THE TASK
Repeat the listing exactly as given, omitting every image.

(Recorded data)
>>>
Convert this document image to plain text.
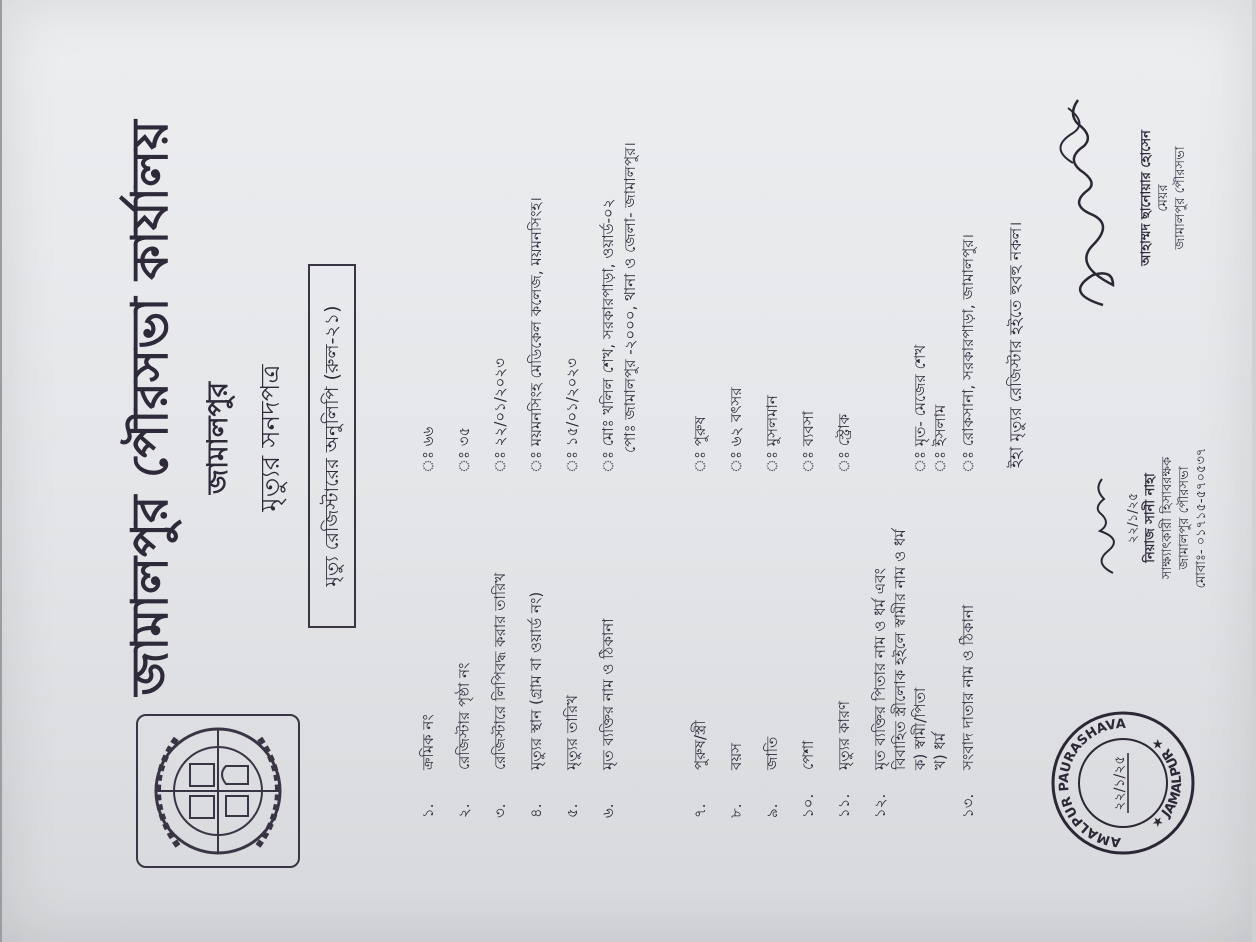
জামালপুর পৌরসভা কার্যালয় জামালপুর মৃত্যুর সনদপত্র	মৃত্যু রেজিস্টারের অনুলিপি (রুল-২১)
১.
ক্রমিক নং
ঃ ৬৬
২.
রেজিস্টার পৃষ্ঠা নং
ঃ ৩৫
৩.
রেজিস্টারে লিপিবদ্ধ করার তারিখ
ঃ ২২/০১/২০২৩
৪.
মৃত্যুর স্থান (গ্রাম বা ওয়ার্ড নং)
ঃ ময়মনসিংহ মেডিকেল কলেজ, ময়মনসিংহ।
৫.
মৃত্যুর তারিখ
ঃ ১৫/০১/২০২৩
৬.
মৃত ব্যক্তির নাম ও ঠিকানা
ঃ মোঃ খলিল শেখ, সরকারপাড়া, ওয়ার্ড-০২ পোঃ জামালপুর -২০০০, থানা ও জেলা- জামালপুর।
৭.
পুরুষ/স্ত্রী
ঃ পুরুষ
৮.
বয়স
ঃ ৬২ বৎসর
৯.
জাতি
ঃ মুসলমান
১০.
পেশা
ঃ ব্যবসা
১১.
মৃত্যুর কারণ
ঃ স্ট্রোক
১২.
মৃত ব্যক্তির পিতার নাম ও ধর্ম এবং বিবাহিত স্ত্রীলোক হইলে স্বামীর নাম ও ধর্ম ক) স্বামী/পিতা খ) ধর্ম
ঃ মৃত- মেজের শেখ ঃ ইসলাম
১৩.
সংবাদ দাতার নাম ও ঠিকানা
ঃ রোকসানা, সরকারপাড়া, জামালপুর। ইহা মৃত্যুর রেজিস্টার হইতে হুবহু নকল।
AMALPUR PAURASHAVA
★ JAMALPUR ★
২২/১/২৫
২২/১/২৫ নিয়াজ সানী নাহা সাক্ষ্যাৎকারী হিসাবরক্ষক জামালপুর পৌরসভা মোবাঃ- ০১৭১৫-৫৭০৫৩৭
আহাম্মদ ছানোয়ার হোসেন মেয়র জামালপুর পৌরসভা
<<<
EXPECTED OUTPUT
Convert this document image to plain text.
জামালপুর পৌরসভা কার্যালয় জামালপুর মৃত্যুর সনদপত্র	মৃত্যু রেজিস্টারের অনুলিপি (রুল-২১)
১.
ক্রমিক নং
ঃ ৬৬
২.
রেজিস্টার পৃষ্ঠা নং
ঃ ৩৫
৩.
রেজিস্টারে লিপিবদ্ধ করার তারিখ
ঃ ২২/০১/২০২৩
৪.
মৃত্যুর স্থান (গ্রাম বা ওয়ার্ড নং)
ঃ ময়মনসিংহ মেডিকেল কলেজ, ময়মনসিংহ।
৫.
মৃত্যুর তারিখ
ঃ ১৫/০১/২০২৩
৬.
মৃত ব্যক্তির নাম ও ঠিকানা
ঃ মোঃ খলিল শেখ, সরকারপাড়া, ওয়ার্ড-০২ পোঃ জামালপুর -২০০০, থানা ও জেলা- জামালপুর।
৭.
পুরুষ/স্ত্রী
ঃ পুরুষ
৮.
বয়স
ঃ ৬২ বৎসর
৯.
জাতি
ঃ মুসলমান
১০.
পেশা
ঃ ব্যবসা
১১.
মৃত্যুর কারণ
ঃ স্ট্রোক
১২.
মৃত ব্যক্তির পিতার নাম ও ধর্ম এবং বিবাহিত স্ত্রীলোক হইলে স্বামীর নাম ও ধর্ম ক) স্বামী/পিতা খ) ধর্ম
ঃ মৃত- মেজের শেখ ঃ ইসলাম
১৩.
সংবাদ দাতার নাম ও ঠিকানা
ঃ রোকসানা, সরকারপাড়া, জামালপুর। ইহা মৃত্যুর রেজিস্টার হইতে হুবহু নকল।
AMALPUR PAURASHAVA
★ JAMALPUR ★
২২/১/২৫
২২/১/২৫ নিয়াজ সানী নাহা সাক্ষ্যাৎকারী হিসাবরক্ষক জামালপুর পৌরসভা মোবাঃ- ০১৭১৫-৫৭০৫৩৭
আহাম্মদ ছানোয়ার হোসেন মেয়র জামালপুর পৌরসভা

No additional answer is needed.